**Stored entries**
-- START --
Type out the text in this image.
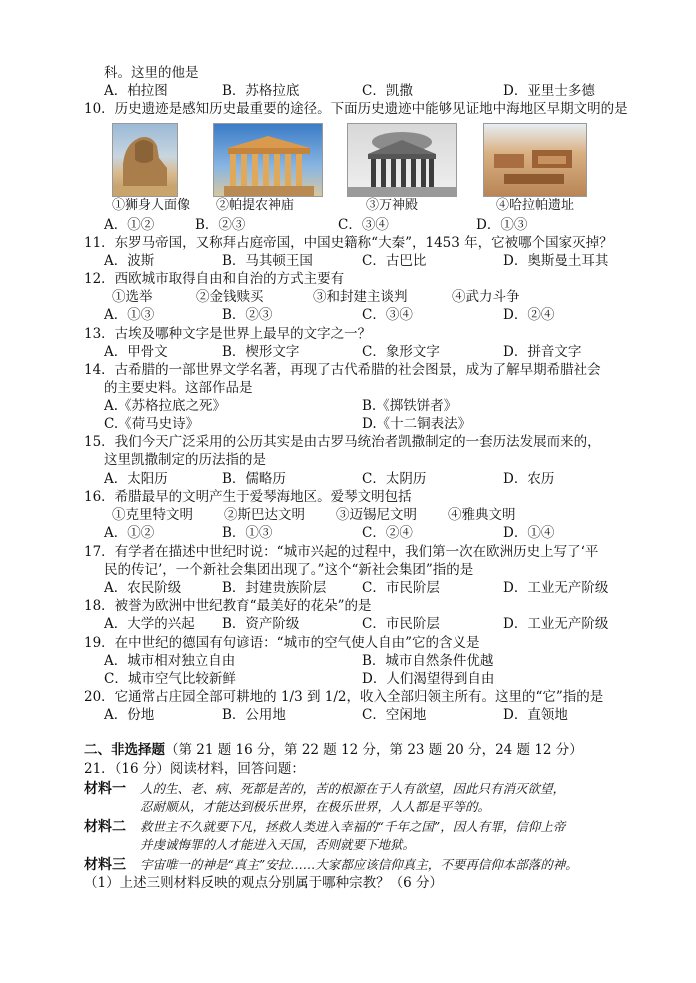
科。这里的他是
A．柏拉图	B．苏格拉底	C．凯撒	D．亚里士多德
10．历史遗迹是感知历史最重要的途径。下面历史遗迹中能够见证地中海地区早期文明的是
①狮身人面像 ②帕提农神庙	③万神殿	④哈拉帕遗址
A．①②	B．②③	C．③④	D．①③
11．东罗马帝国，又称拜占庭帝国，中国史籍称“大秦”，1453 年，它被哪个国家灭掉？
A．波斯	B．马其顿王国	C．古巴比	D．奥斯曼土耳其
12．西欧城市取得自由和自治的方式主要有
①选举	②金钱赎买	③和封建主谈判	④武力斗争
A．①③	B．②③	C．③④	D．②④
13．古埃及哪种文字是世界上最早的文字之一？
A．甲骨文	B．楔形文字	C．象形文字	D．拼音文字
14．古希腊的一部世界文学名著，再现了古代希腊的社会图景，成为了解早期希腊社会
的主要史料。这部作品是
A.《苏格拉底之死》	B.《掷铁饼者》
C.《荷马史诗》	D.《十二铜表法》
15．我们今天广泛采用的公历其实是由古罗马统治者凯撒制定的一套历法发展而来的，
这里凯撒制定的历法指的是
A．太阳历	B．儒略历	C．太阴历	D．农历
16．希腊最早的文明产生于爱琴海地区。爱琴文明包括
①克里特文明 ②斯巴达文明 ③迈锡尼文明 ④雅典文明
A．①②	B．①③	C．②④	D．①④
17．有学者在描述中世纪时说：“城市兴起的过程中，我们第一次在欧洲历史上写了‘平
民的传记’，一个新社会集团出现了。”这个“新社会集团”指的是
A．农民阶级	B．封建贵族阶层	C．市民阶层	D．工业无产阶级
18．被誉为欧洲中世纪教育“最美好的花朵”的是
A．大学的兴起 B．资产阶级	C．市民阶层	D．工业无产阶级
19．在中世纪的德国有句谚语：“城市的空气使人自由”它的含义是
A．城市相对独立自由	B．城市自然条件优越
C．城市空气比较新鲜	D．人们渴望得到自由
20．它通常占庄园全部可耕地的 1/3 到 1/2，收入全部归领主所有。这里的“它”指的是
A．份地	B．公用地	C．空闲地	D．直领地
二、非选择题（第 21 题 16 分，第 22 题 12 分，第 23 题 20 分，24 题 12 分）
21．（16 分）阅读材料，回答问题：
材料一 人的生、老、病、死都是苦的，苦的根源在于人有欲望，因此只有消灭欲望，
忍耐顺从，才能达到极乐世界，在极乐世界，人人都是平等的。
材料二 救世主不久就要下凡，拯救人类进入幸福的“千年之国”，因人有罪，信仰上帝
并虔诚悔罪的人才能进入天国，否则就要下地狱。
材料三 宇宙唯一的神是“真主”安拉……大家都应该信仰真主，不要再信仰本部落的神。
（1）上述三则材料反映的观点分别属于哪种宗教？（6 分）
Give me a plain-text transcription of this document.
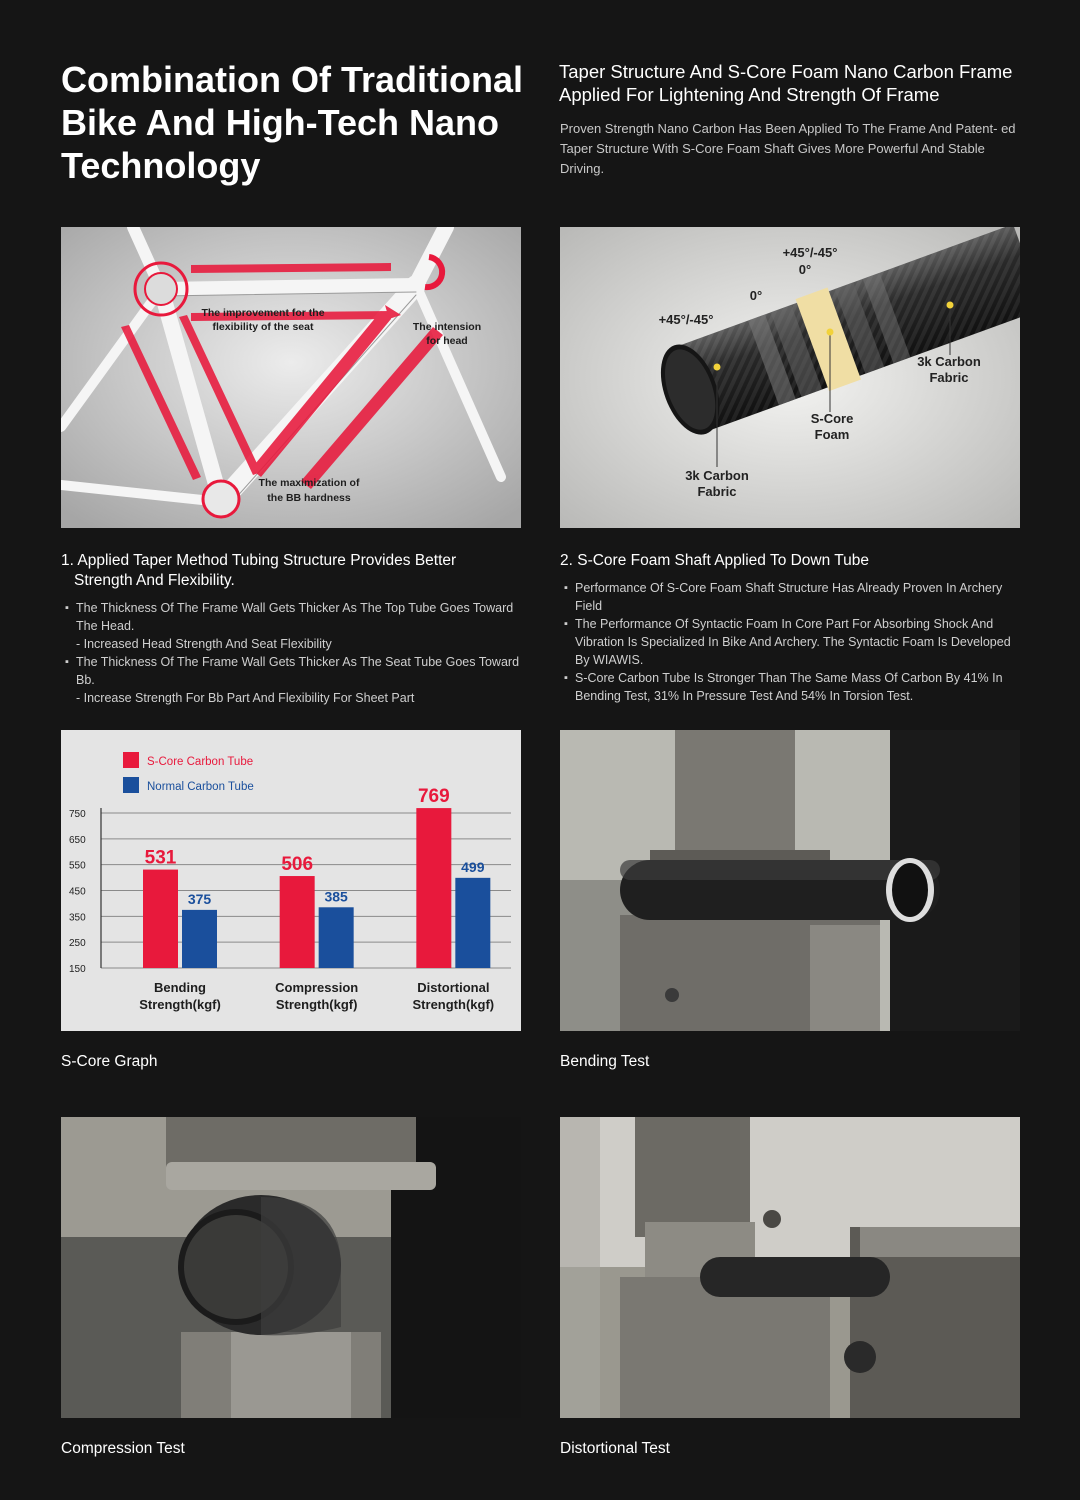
Combination Of Traditional Bike And High-Tech Nano Technology
Taper Structure And S-Core Foam Nano Carbon Frame Applied For Lightening And Strength Of Frame

Proven Strength Nano Carbon Has Been Applied To The Frame And Patent- ed Taper Structure With S-Core Foam Shaft Gives More Powerful And Stable Driving.

The improvement for the
flexibility of the seat	The intension
for head
The maximization of
the BB hardness
+45°/-45°
0°
0°
+45°/-45°
3k Carbon
Fabric
S-Core
Foam
3k Carbon
Fabric

1. Applied Taper Method Tubing Structure Provides Better

Strength And Flexibility.

▪ The Thickness Of The Frame Wall Gets Thicker As The Top Tube Goes Toward The Head.
- Increased Head Strength And Seat Flexibility
▪ The Thickness Of The Frame Wall Gets Thicker As The Seat Tube Goes Toward Bb.
- Increase Strength For Bb Part And Flexibility For Sheet Part

2. S-Core Foam Shaft Applied To Down Tube

▪ Performance Of S-Core Foam Shaft Structure Has Already Proven In Archery Field
▪ The Performance Of Syntactic Foam In Core Part For Absorbing Shock And Vibration Is Specialized In Bike And Archery. The Syntactic Foam Is Developed By WIAWIS.
▪ S-Core Carbon Tube Is Stronger Than The Same Mass Of Carbon By 41% In Bending Test, 31% In Pressure Test And 54% In Torsion Test.
S-Core Carbon Tube
Normal Carbon Tube
150
250
350
450
550
650
750
531
375
Bending
Strength(kgf)
506
385
Compression
Strength(kgf)
769
499
Distortional
Strength(kgf)

S-Core Graph	Bending Test

Compression Test	Distortional Test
-- END --
**Stated problem**
Copy out each line of the records that holds the string "Thickness".

**Task result**
▪ The Thickness Of The Frame Wall Gets Thicker As The Top Tube Goes Toward The Head.
▪ The Thickness Of The Frame Wall Gets Thicker As The Seat Tube Goes Toward Bb.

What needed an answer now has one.